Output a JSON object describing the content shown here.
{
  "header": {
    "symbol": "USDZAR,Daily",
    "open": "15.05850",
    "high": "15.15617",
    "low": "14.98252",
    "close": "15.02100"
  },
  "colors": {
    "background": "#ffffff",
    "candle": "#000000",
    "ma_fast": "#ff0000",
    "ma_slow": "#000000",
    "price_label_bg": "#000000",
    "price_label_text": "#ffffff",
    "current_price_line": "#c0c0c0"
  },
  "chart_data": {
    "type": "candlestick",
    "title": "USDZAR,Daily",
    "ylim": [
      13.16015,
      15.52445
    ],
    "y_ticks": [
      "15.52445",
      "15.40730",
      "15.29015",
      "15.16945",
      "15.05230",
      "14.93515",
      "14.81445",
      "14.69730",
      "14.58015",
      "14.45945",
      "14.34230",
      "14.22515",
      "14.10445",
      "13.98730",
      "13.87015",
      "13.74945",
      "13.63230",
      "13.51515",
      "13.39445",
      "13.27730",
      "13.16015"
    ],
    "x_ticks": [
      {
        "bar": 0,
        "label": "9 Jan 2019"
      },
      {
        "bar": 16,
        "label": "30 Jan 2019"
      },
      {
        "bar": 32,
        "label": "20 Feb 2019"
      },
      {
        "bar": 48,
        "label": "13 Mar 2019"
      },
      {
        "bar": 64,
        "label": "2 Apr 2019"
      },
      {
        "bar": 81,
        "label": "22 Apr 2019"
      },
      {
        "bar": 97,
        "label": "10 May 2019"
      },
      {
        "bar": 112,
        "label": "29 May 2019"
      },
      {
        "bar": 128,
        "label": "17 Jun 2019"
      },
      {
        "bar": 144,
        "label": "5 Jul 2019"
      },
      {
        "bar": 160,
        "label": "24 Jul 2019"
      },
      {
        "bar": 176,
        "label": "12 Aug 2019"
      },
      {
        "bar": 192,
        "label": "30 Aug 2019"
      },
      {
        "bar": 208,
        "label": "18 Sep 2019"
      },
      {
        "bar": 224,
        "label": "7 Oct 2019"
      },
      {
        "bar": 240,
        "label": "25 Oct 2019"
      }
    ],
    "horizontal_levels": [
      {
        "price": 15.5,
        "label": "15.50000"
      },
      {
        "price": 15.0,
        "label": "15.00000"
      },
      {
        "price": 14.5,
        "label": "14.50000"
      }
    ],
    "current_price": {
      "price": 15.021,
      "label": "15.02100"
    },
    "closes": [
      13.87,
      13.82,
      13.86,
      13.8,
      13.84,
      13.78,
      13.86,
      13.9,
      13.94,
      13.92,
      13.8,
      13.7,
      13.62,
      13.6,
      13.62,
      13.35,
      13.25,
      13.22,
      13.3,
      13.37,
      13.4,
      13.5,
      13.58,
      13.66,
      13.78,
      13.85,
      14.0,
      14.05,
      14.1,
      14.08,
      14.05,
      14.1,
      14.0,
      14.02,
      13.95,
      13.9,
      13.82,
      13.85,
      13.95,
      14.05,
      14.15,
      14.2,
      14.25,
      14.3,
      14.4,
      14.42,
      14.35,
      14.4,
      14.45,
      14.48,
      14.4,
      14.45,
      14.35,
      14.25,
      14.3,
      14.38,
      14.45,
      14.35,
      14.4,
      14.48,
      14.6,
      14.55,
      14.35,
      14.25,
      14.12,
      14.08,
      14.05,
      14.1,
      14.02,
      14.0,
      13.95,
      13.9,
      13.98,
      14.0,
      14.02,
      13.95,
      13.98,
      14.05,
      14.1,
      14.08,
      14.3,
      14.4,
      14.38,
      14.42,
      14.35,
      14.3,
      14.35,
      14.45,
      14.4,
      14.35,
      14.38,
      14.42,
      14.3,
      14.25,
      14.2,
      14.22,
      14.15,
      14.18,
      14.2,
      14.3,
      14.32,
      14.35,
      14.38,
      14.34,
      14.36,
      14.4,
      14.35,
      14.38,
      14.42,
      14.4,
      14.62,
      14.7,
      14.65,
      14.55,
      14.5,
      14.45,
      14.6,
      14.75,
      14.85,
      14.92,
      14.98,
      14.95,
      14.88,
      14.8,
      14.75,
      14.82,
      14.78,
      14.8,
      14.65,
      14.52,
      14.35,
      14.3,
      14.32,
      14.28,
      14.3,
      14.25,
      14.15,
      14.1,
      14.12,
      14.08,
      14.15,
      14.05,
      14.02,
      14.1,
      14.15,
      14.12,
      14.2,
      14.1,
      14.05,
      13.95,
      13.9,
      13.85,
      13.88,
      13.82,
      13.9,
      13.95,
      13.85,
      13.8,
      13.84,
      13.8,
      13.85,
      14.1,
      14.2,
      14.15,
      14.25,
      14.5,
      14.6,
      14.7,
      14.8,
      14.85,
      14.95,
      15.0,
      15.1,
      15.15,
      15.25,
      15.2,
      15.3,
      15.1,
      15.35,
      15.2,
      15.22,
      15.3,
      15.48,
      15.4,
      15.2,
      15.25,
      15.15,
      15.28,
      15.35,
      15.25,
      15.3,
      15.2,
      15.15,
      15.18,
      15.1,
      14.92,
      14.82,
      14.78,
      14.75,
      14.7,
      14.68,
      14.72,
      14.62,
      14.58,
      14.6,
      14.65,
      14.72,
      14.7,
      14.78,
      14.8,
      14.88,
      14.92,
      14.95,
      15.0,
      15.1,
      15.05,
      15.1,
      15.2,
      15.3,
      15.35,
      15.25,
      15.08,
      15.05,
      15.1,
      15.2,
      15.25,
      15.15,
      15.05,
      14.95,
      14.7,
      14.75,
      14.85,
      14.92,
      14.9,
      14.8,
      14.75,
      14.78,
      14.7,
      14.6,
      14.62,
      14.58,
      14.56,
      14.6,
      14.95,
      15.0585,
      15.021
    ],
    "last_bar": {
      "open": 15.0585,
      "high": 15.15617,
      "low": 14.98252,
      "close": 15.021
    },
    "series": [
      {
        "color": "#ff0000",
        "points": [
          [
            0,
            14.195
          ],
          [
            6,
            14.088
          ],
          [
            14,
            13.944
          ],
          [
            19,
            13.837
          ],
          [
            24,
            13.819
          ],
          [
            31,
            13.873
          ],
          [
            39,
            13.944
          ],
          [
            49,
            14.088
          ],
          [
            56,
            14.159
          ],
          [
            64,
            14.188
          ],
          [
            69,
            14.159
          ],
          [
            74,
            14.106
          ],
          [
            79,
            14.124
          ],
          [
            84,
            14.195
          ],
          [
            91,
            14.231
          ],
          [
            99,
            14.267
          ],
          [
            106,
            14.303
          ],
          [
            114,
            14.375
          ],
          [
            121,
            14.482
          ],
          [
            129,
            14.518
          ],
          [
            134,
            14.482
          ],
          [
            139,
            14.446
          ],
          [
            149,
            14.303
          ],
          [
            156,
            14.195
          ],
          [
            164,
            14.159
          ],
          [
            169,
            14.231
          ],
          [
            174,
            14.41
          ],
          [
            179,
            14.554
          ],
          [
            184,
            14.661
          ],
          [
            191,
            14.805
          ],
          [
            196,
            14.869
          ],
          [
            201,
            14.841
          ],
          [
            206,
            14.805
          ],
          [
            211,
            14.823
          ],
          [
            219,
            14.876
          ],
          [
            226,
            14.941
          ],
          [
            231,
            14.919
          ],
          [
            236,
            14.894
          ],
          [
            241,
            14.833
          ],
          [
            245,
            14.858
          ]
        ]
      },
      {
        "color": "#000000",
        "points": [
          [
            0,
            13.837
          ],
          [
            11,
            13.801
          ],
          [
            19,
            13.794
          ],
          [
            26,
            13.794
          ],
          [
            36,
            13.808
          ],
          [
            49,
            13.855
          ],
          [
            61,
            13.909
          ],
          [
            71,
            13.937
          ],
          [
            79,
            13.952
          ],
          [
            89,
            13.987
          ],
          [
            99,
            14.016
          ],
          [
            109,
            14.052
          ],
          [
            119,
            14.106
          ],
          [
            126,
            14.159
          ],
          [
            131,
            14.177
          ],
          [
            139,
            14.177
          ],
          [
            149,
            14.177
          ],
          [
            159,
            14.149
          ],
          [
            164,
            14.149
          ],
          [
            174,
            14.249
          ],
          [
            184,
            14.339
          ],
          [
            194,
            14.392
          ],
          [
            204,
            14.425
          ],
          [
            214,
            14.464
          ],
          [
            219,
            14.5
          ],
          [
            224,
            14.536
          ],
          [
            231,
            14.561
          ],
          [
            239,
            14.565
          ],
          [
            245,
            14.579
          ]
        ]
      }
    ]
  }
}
........
EXERCISE AIM - Point out every line holding the string "ffffff" and copy it.

OUTPUT FOR THIS EXERCISE -
    "background": "#ffffff",
    "price_label_text": "#ffffff",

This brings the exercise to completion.